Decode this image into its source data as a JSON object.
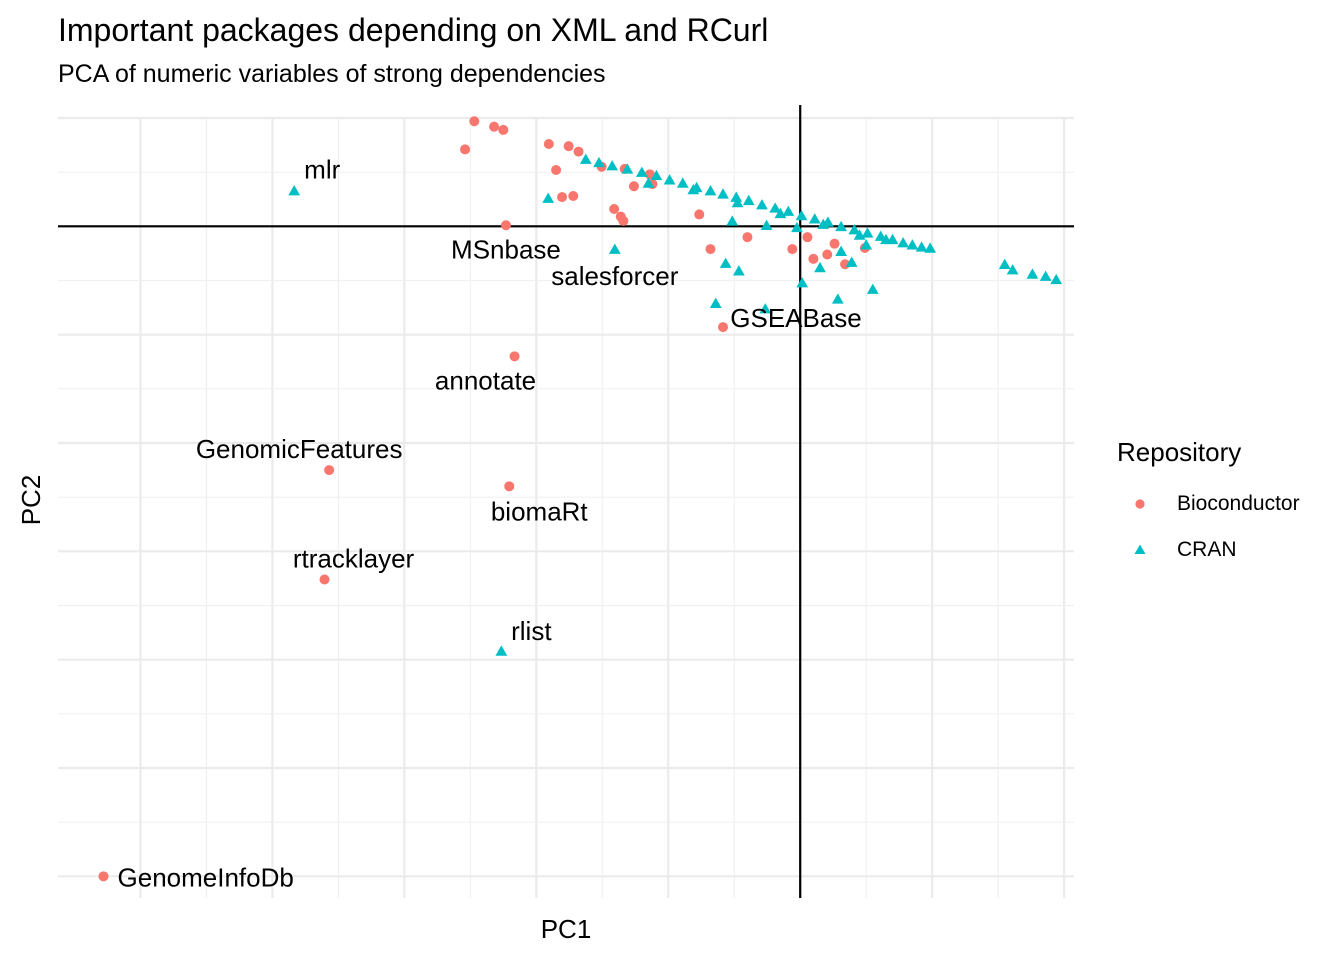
{
  "chart_data": {
    "type": "scatter",
    "title": "Important packages depending on XML and RCurl",
    "subtitle": "PCA of numeric variables of strong dependencies",
    "xlabel": "PC1",
    "ylabel": "PC2",
    "xlim": [
      -11.25,
      4.15
    ],
    "ylim": [
      -6.2,
      1.0
    ],
    "grid": true,
    "reference_lines": {
      "x": 0,
      "y": 0
    },
    "legend": {
      "title": "Repository",
      "position": "right"
    },
    "colors": {
      "Bioconductor": "#F8766D",
      "CRAN": "#00BFC4"
    },
    "series": [
      {
        "name": "Bioconductor",
        "shape": "circle",
        "points": [
          [
            -10.56,
            -6.0
          ],
          [
            -7.14,
            -2.25
          ],
          [
            -7.21,
            -3.26
          ],
          [
            -4.33,
            -1.2
          ],
          [
            -4.41,
            -2.4
          ],
          [
            -1.17,
            -0.93
          ],
          [
            -4.46,
            0.01
          ],
          [
            -4.94,
            0.97
          ],
          [
            -4.64,
            0.92
          ],
          [
            -4.5,
            0.89
          ],
          [
            -5.08,
            0.71
          ],
          [
            -3.81,
            0.76
          ],
          [
            -3.51,
            0.74
          ],
          [
            -3.36,
            0.69
          ],
          [
            -3.7,
            0.52
          ],
          [
            -3.01,
            0.55
          ],
          [
            -2.66,
            0.53
          ],
          [
            -2.28,
            0.48
          ],
          [
            -2.24,
            0.39
          ],
          [
            -2.52,
            0.37
          ],
          [
            -3.44,
            0.28
          ],
          [
            -3.61,
            0.27
          ],
          [
            -2.82,
            0.16
          ],
          [
            -2.72,
            0.09
          ],
          [
            -2.68,
            0.05
          ],
          [
            -1.53,
            0.11
          ],
          [
            -1.36,
            -0.21
          ],
          [
            -0.8,
            -0.1
          ],
          [
            -0.12,
            -0.21
          ],
          [
            0.11,
            -0.1
          ],
          [
            0.2,
            -0.3
          ],
          [
            0.41,
            -0.26
          ],
          [
            0.68,
            -0.35
          ],
          [
            0.98,
            -0.2
          ],
          [
            0.52,
            -0.16
          ]
        ]
      },
      {
        "name": "CRAN",
        "shape": "triangle",
        "points": [
          [
            -7.67,
            0.33
          ],
          [
            -4.53,
            -3.92
          ],
          [
            -3.82,
            0.26
          ],
          [
            -2.81,
            -0.21
          ],
          [
            -1.28,
            -0.71
          ],
          [
            -1.13,
            -0.34
          ],
          [
            -0.93,
            -0.41
          ],
          [
            -0.53,
            -0.76
          ],
          [
            0.03,
            -0.52
          ],
          [
            0.3,
            -0.38
          ],
          [
            0.57,
            -0.67
          ],
          [
            0.78,
            -0.33
          ],
          [
            1.1,
            -0.58
          ],
          [
            0.62,
            -0.23
          ],
          [
            -1.03,
            0.05
          ],
          [
            -0.51,
            0.01
          ],
          [
            -0.05,
            -0.01
          ],
          [
            1.0,
            -0.17
          ],
          [
            3.1,
            -0.35
          ],
          [
            3.22,
            -0.4
          ],
          [
            3.52,
            -0.44
          ],
          [
            3.72,
            -0.46
          ],
          [
            3.88,
            -0.49
          ],
          [
            -3.25,
            0.62
          ],
          [
            -3.05,
            0.59
          ],
          [
            -2.85,
            0.56
          ],
          [
            -2.62,
            0.53
          ],
          [
            -2.4,
            0.5
          ],
          [
            -2.18,
            0.47
          ],
          [
            -1.98,
            0.43
          ],
          [
            -1.78,
            0.4
          ],
          [
            -1.57,
            0.36
          ],
          [
            -1.36,
            0.33
          ],
          [
            -1.17,
            0.3
          ],
          [
            -0.97,
            0.27
          ],
          [
            -0.78,
            0.24
          ],
          [
            -0.58,
            0.2
          ],
          [
            -0.38,
            0.17
          ],
          [
            -0.18,
            0.14
          ],
          [
            0.02,
            0.1
          ],
          [
            0.22,
            0.07
          ],
          [
            0.42,
            0.04
          ],
          [
            0.62,
            0.0
          ],
          [
            0.82,
            -0.03
          ],
          [
            1.02,
            -0.06
          ],
          [
            1.22,
            -0.09
          ],
          [
            1.4,
            -0.12
          ],
          [
            1.56,
            -0.15
          ],
          [
            1.7,
            -0.17
          ],
          [
            1.84,
            -0.19
          ],
          [
            1.97,
            -0.2
          ],
          [
            -2.3,
            0.4
          ],
          [
            -1.62,
            0.34
          ],
          [
            -0.95,
            0.22
          ],
          [
            -0.3,
            0.12
          ],
          [
            0.35,
            0.02
          ],
          [
            0.9,
            -0.08
          ],
          [
            1.3,
            -0.12
          ]
        ]
      }
    ],
    "annotations": [
      {
        "text": "mlr",
        "x": -7.67,
        "y": 0.33
      },
      {
        "text": "MSnbase",
        "x": -4.46,
        "y": 0.01
      },
      {
        "text": "salesforcer",
        "x": -2.81,
        "y": -0.21
      },
      {
        "text": "GSEABase",
        "x": -1.17,
        "y": -0.93
      },
      {
        "text": "annotate",
        "x": -4.33,
        "y": -1.2
      },
      {
        "text": "GenomicFeatures",
        "x": -7.14,
        "y": -2.25
      },
      {
        "text": "biomaRt",
        "x": -4.41,
        "y": -2.4
      },
      {
        "text": "rtracklayer",
        "x": -7.21,
        "y": -3.26
      },
      {
        "text": "rlist",
        "x": -4.53,
        "y": -3.92
      },
      {
        "text": "GenomeInfoDb",
        "x": -10.56,
        "y": -6.0
      }
    ]
  }
}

WHAT THE TASK REQUIRES: Copy the listing above word for word. Do not include the pictures.

RESULT OF THIS TASK:
Decode this image into its source data as a JSON object.
{
  "chart_data": {
    "type": "scatter",
    "title": "Important packages depending on XML and RCurl",
    "subtitle": "PCA of numeric variables of strong dependencies",
    "xlabel": "PC1",
    "ylabel": "PC2",
    "xlim": [
      -11.25,
      4.15
    ],
    "ylim": [
      -6.2,
      1.0
    ],
    "grid": true,
    "reference_lines": {
      "x": 0,
      "y": 0
    },
    "legend": {
      "title": "Repository",
      "position": "right"
    },
    "colors": {
      "Bioconductor": "#F8766D",
      "CRAN": "#00BFC4"
    },
    "series": [
      {
        "name": "Bioconductor",
        "shape": "circle",
        "points": [
          [
            -10.56,
            -6.0
          ],
          [
            -7.14,
            -2.25
          ],
          [
            -7.21,
            -3.26
          ],
          [
            -4.33,
            -1.2
          ],
          [
            -4.41,
            -2.4
          ],
          [
            -1.17,
            -0.93
          ],
          [
            -4.46,
            0.01
          ],
          [
            -4.94,
            0.97
          ],
          [
            -4.64,
            0.92
          ],
          [
            -4.5,
            0.89
          ],
          [
            -5.08,
            0.71
          ],
          [
            -3.81,
            0.76
          ],
          [
            -3.51,
            0.74
          ],
          [
            -3.36,
            0.69
          ],
          [
            -3.7,
            0.52
          ],
          [
            -3.01,
            0.55
          ],
          [
            -2.66,
            0.53
          ],
          [
            -2.28,
            0.48
          ],
          [
            -2.24,
            0.39
          ],
          [
            -2.52,
            0.37
          ],
          [
            -3.44,
            0.28
          ],
          [
            -3.61,
            0.27
          ],
          [
            -2.82,
            0.16
          ],
          [
            -2.72,
            0.09
          ],
          [
            -2.68,
            0.05
          ],
          [
            -1.53,
            0.11
          ],
          [
            -1.36,
            -0.21
          ],
          [
            -0.8,
            -0.1
          ],
          [
            -0.12,
            -0.21
          ],
          [
            0.11,
            -0.1
          ],
          [
            0.2,
            -0.3
          ],
          [
            0.41,
            -0.26
          ],
          [
            0.68,
            -0.35
          ],
          [
            0.98,
            -0.2
          ],
          [
            0.52,
            -0.16
          ]
        ]
      },
      {
        "name": "CRAN",
        "shape": "triangle",
        "points": [
          [
            -7.67,
            0.33
          ],
          [
            -4.53,
            -3.92
          ],
          [
            -3.82,
            0.26
          ],
          [
            -2.81,
            -0.21
          ],
          [
            -1.28,
            -0.71
          ],
          [
            -1.13,
            -0.34
          ],
          [
            -0.93,
            -0.41
          ],
          [
            -0.53,
            -0.76
          ],
          [
            0.03,
            -0.52
          ],
          [
            0.3,
            -0.38
          ],
          [
            0.57,
            -0.67
          ],
          [
            0.78,
            -0.33
          ],
          [
            1.1,
            -0.58
          ],
          [
            0.62,
            -0.23
          ],
          [
            -1.03,
            0.05
          ],
          [
            -0.51,
            0.01
          ],
          [
            -0.05,
            -0.01
          ],
          [
            1.0,
            -0.17
          ],
          [
            3.1,
            -0.35
          ],
          [
            3.22,
            -0.4
          ],
          [
            3.52,
            -0.44
          ],
          [
            3.72,
            -0.46
          ],
          [
            3.88,
            -0.49
          ],
          [
            -3.25,
            0.62
          ],
          [
            -3.05,
            0.59
          ],
          [
            -2.85,
            0.56
          ],
          [
            -2.62,
            0.53
          ],
          [
            -2.4,
            0.5
          ],
          [
            -2.18,
            0.47
          ],
          [
            -1.98,
            0.43
          ],
          [
            -1.78,
            0.4
          ],
          [
            -1.57,
            0.36
          ],
          [
            -1.36,
            0.33
          ],
          [
            -1.17,
            0.3
          ],
          [
            -0.97,
            0.27
          ],
          [
            -0.78,
            0.24
          ],
          [
            -0.58,
            0.2
          ],
          [
            -0.38,
            0.17
          ],
          [
            -0.18,
            0.14
          ],
          [
            0.02,
            0.1
          ],
          [
            0.22,
            0.07
          ],
          [
            0.42,
            0.04
          ],
          [
            0.62,
            0.0
          ],
          [
            0.82,
            -0.03
          ],
          [
            1.02,
            -0.06
          ],
          [
            1.22,
            -0.09
          ],
          [
            1.4,
            -0.12
          ],
          [
            1.56,
            -0.15
          ],
          [
            1.7,
            -0.17
          ],
          [
            1.84,
            -0.19
          ],
          [
            1.97,
            -0.2
          ],
          [
            -2.3,
            0.4
          ],
          [
            -1.62,
            0.34
          ],
          [
            -0.95,
            0.22
          ],
          [
            -0.3,
            0.12
          ],
          [
            0.35,
            0.02
          ],
          [
            0.9,
            -0.08
          ],
          [
            1.3,
            -0.12
          ]
        ]
      }
    ],
    "annotations": [
      {
        "text": "mlr",
        "x": -7.67,
        "y": 0.33
      },
      {
        "text": "MSnbase",
        "x": -4.46,
        "y": 0.01
      },
      {
        "text": "salesforcer",
        "x": -2.81,
        "y": -0.21
      },
      {
        "text": "GSEABase",
        "x": -1.17,
        "y": -0.93
      },
      {
        "text": "annotate",
        "x": -4.33,
        "y": -1.2
      },
      {
        "text": "GenomicFeatures",
        "x": -7.14,
        "y": -2.25
      },
      {
        "text": "biomaRt",
        "x": -4.41,
        "y": -2.4
      },
      {
        "text": "rtracklayer",
        "x": -7.21,
        "y": -3.26
      },
      {
        "text": "rlist",
        "x": -4.53,
        "y": -3.92
      },
      {
        "text": "GenomeInfoDb",
        "x": -10.56,
        "y": -6.0
      }
    ]
  }
}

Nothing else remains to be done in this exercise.